Layout records:
>> Begin

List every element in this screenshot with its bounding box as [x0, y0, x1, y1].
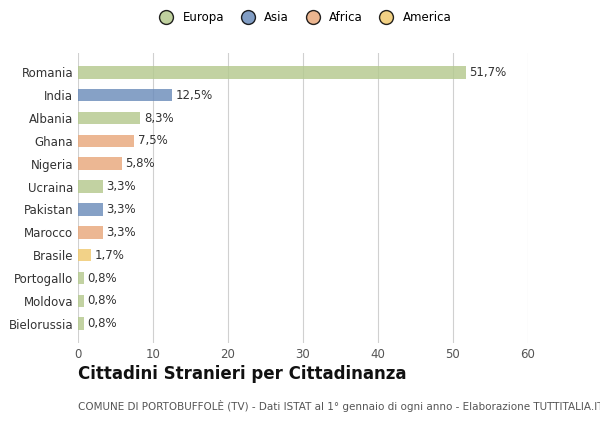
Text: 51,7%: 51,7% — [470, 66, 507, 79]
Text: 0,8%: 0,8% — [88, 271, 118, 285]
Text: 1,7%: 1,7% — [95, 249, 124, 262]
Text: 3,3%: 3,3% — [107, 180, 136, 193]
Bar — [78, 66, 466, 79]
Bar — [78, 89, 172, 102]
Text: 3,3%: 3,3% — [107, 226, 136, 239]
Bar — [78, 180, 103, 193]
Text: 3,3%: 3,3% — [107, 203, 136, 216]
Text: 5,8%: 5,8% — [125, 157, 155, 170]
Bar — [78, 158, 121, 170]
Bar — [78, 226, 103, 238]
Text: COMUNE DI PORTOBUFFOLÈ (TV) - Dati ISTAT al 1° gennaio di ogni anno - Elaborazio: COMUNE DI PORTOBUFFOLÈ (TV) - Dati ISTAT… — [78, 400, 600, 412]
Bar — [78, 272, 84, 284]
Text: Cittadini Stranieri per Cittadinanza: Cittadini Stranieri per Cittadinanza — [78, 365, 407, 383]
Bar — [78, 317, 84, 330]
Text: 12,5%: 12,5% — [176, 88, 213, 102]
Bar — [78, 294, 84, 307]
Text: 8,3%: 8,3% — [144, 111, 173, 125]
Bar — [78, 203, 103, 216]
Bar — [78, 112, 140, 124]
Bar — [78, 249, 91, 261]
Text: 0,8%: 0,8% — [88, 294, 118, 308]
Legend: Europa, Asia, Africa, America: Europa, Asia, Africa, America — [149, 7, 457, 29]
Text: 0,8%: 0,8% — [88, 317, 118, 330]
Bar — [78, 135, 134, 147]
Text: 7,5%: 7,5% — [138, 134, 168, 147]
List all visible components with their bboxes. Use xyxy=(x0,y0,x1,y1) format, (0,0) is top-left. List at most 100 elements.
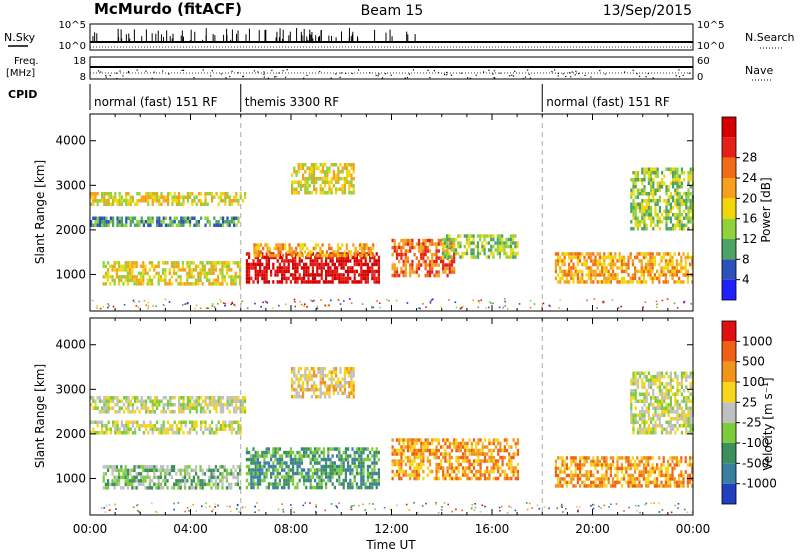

>> End
>> Begin

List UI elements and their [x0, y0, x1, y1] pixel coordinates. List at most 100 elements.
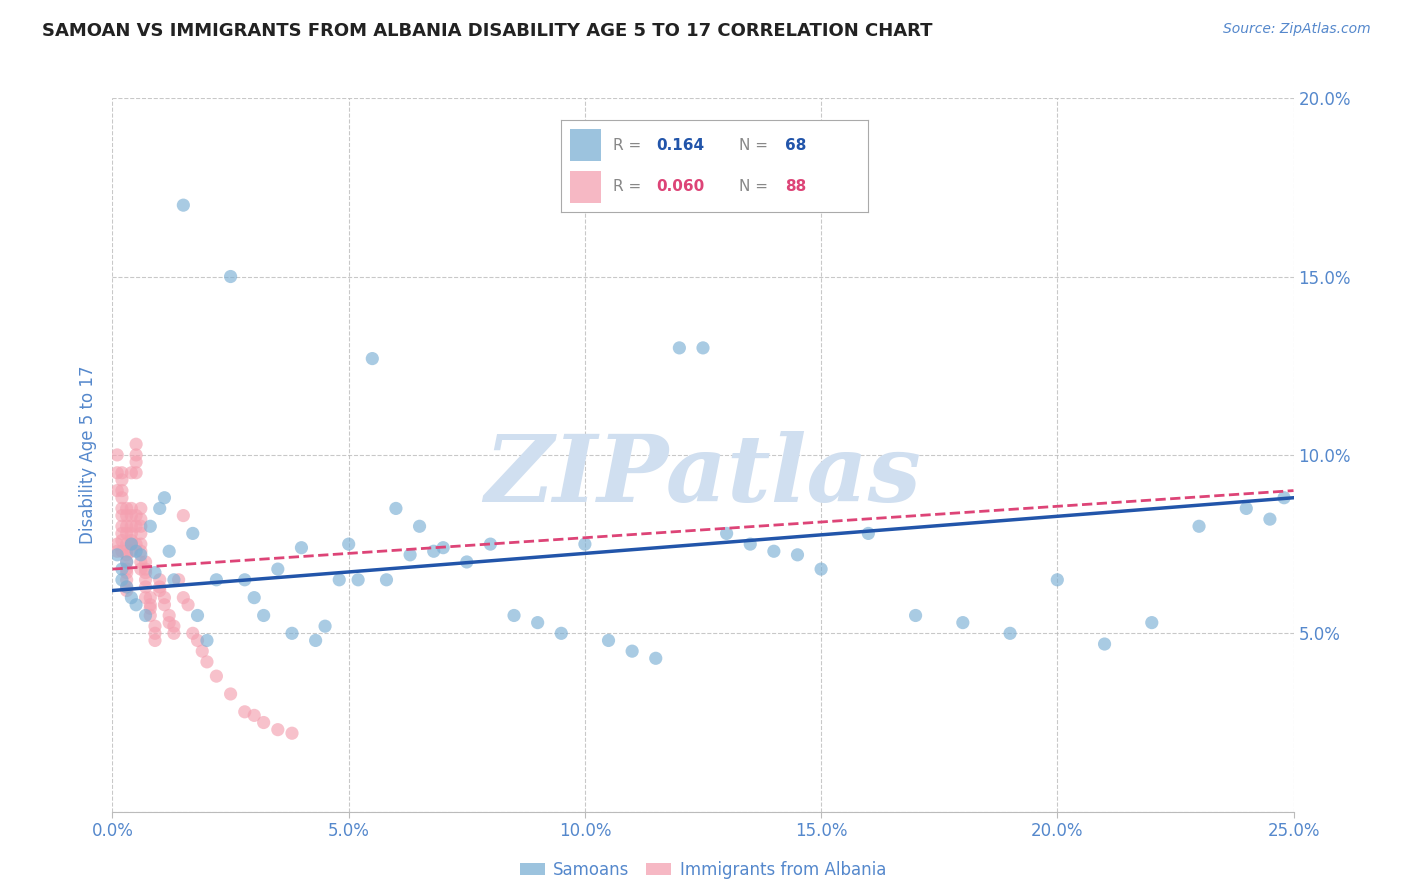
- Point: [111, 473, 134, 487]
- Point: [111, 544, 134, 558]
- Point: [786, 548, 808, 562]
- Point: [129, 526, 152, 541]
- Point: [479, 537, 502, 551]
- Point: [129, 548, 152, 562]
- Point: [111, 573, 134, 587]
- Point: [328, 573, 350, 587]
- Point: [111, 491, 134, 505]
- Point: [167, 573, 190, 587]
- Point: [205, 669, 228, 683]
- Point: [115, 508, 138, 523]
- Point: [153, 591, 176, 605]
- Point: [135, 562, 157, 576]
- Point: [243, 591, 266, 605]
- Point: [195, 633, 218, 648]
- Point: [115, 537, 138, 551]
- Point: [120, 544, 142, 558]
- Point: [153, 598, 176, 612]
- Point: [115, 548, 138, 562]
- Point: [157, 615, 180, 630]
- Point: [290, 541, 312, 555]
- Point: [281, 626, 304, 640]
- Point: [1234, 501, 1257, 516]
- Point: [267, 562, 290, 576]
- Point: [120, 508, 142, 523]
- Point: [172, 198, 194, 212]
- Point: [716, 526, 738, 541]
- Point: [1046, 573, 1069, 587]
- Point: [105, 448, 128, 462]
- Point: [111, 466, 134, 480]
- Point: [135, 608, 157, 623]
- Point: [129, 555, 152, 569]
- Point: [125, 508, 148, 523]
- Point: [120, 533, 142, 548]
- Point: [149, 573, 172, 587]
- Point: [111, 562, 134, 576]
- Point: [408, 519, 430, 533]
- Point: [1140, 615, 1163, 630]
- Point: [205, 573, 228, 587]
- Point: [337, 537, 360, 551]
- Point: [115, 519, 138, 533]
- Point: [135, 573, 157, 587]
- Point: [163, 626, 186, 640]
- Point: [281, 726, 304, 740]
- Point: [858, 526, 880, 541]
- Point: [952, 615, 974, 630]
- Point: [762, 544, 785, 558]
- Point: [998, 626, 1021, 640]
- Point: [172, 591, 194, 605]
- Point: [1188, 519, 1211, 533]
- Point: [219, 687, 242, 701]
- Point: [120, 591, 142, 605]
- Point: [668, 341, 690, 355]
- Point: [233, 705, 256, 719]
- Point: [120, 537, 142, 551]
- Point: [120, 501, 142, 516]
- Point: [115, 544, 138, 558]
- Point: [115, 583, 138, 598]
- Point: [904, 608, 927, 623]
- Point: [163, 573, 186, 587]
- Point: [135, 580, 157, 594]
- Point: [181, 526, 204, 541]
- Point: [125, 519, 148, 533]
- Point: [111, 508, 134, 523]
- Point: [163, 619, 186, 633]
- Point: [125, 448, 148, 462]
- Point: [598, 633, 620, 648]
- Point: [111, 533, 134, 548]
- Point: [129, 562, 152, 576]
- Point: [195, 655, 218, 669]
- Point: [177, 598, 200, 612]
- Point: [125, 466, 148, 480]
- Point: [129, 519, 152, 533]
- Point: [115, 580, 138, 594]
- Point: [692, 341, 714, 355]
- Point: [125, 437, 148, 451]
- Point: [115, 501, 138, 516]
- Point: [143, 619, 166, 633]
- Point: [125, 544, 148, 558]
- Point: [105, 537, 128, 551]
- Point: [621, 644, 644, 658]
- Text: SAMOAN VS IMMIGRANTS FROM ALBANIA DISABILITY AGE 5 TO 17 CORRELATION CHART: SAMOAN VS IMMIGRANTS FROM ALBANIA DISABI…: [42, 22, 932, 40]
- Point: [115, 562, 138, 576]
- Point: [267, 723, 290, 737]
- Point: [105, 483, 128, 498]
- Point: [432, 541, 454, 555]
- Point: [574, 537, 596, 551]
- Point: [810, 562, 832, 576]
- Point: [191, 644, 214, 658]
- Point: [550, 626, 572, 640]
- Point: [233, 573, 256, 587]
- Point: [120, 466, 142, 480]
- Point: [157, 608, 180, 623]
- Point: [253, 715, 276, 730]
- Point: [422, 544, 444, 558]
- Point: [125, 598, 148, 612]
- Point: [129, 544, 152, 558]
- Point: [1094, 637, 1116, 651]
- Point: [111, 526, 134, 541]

>> End
>> Begin

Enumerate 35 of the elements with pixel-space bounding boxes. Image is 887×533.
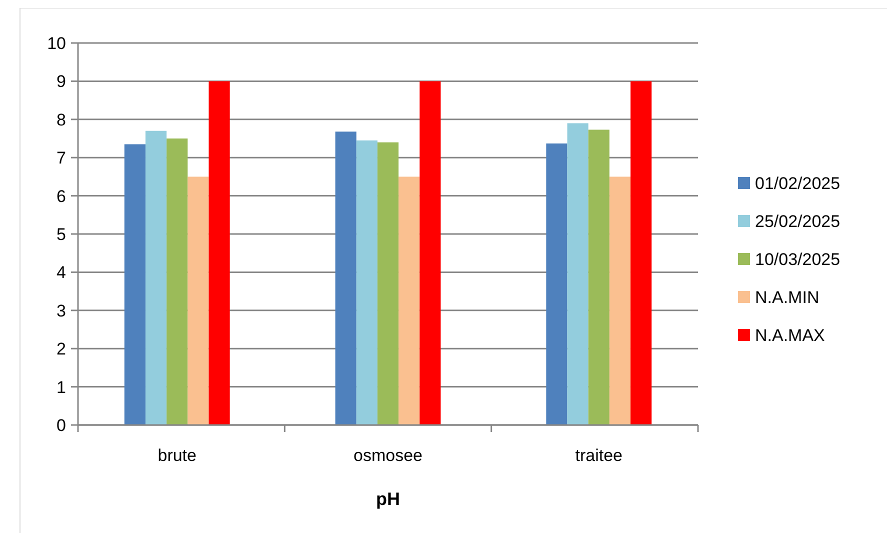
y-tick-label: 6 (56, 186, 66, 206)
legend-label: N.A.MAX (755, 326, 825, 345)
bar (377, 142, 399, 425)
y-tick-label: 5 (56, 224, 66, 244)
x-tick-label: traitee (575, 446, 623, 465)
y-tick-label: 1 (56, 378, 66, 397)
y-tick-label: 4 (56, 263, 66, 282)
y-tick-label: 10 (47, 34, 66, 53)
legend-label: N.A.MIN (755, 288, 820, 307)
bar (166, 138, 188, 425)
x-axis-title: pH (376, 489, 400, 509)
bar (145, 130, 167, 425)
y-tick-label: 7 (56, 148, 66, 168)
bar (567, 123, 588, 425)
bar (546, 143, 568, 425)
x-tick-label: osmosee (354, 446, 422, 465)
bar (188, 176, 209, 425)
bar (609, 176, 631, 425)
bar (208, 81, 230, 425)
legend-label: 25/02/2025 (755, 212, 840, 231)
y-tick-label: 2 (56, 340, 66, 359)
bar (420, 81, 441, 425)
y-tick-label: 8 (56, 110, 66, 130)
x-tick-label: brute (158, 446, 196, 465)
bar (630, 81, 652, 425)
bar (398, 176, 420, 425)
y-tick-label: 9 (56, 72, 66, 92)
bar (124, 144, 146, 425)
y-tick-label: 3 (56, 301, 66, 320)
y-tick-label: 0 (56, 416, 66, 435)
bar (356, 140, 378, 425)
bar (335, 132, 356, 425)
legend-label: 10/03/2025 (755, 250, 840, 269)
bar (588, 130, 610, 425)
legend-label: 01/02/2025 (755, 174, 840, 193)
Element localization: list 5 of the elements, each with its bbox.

>> End

PROBLEM DETAILS:
Could you rewrite everything from the line containing "Enumerate 35 of" down to the line containing "Element localization: list" with "legend-label" changed to "legend-entry" and nothing else altered? Leave the pictures out.

ANSWER TO THIS TASK:
Enumerate 35 of the elements with pixel-space bounding boxes. Image is 887×533.
y-tick-label: 6 (56, 186, 66, 206)
legend-entry: N.A.MAX (755, 326, 825, 345)
bar (377, 142, 399, 425)
y-tick-label: 5 (56, 224, 66, 244)
x-tick-label: traitee (575, 446, 623, 465)
y-tick-label: 1 (56, 378, 66, 397)
y-tick-label: 4 (56, 263, 66, 282)
y-tick-label: 10 (47, 34, 66, 53)
legend-entry: N.A.MIN (755, 288, 820, 307)
bar (166, 138, 188, 425)
x-axis-title: pH (376, 489, 400, 509)
bar (145, 130, 167, 425)
y-tick-label: 7 (56, 148, 66, 168)
bar (567, 123, 588, 425)
bar (546, 143, 568, 425)
x-tick-label: osmosee (354, 446, 422, 465)
bar (188, 176, 209, 425)
bar (609, 176, 631, 425)
bar (208, 81, 230, 425)
legend-entry: 25/02/2025 (755, 212, 840, 231)
y-tick-label: 2 (56, 340, 66, 359)
bar (420, 81, 441, 425)
y-tick-label: 8 (56, 110, 66, 130)
x-tick-label: brute (158, 446, 196, 465)
bar (630, 81, 652, 425)
bar (398, 176, 420, 425)
y-tick-label: 9 (56, 72, 66, 92)
bar (124, 144, 146, 425)
y-tick-label: 3 (56, 301, 66, 320)
y-tick-label: 0 (56, 416, 66, 435)
bar (356, 140, 378, 425)
bar (335, 132, 356, 425)
legend-entry: 10/03/2025 (755, 250, 840, 269)
bar (588, 130, 610, 425)
legend-entry: 01/02/2025 (755, 174, 840, 193)
Element localization: list 5 of the elements, each with its bbox.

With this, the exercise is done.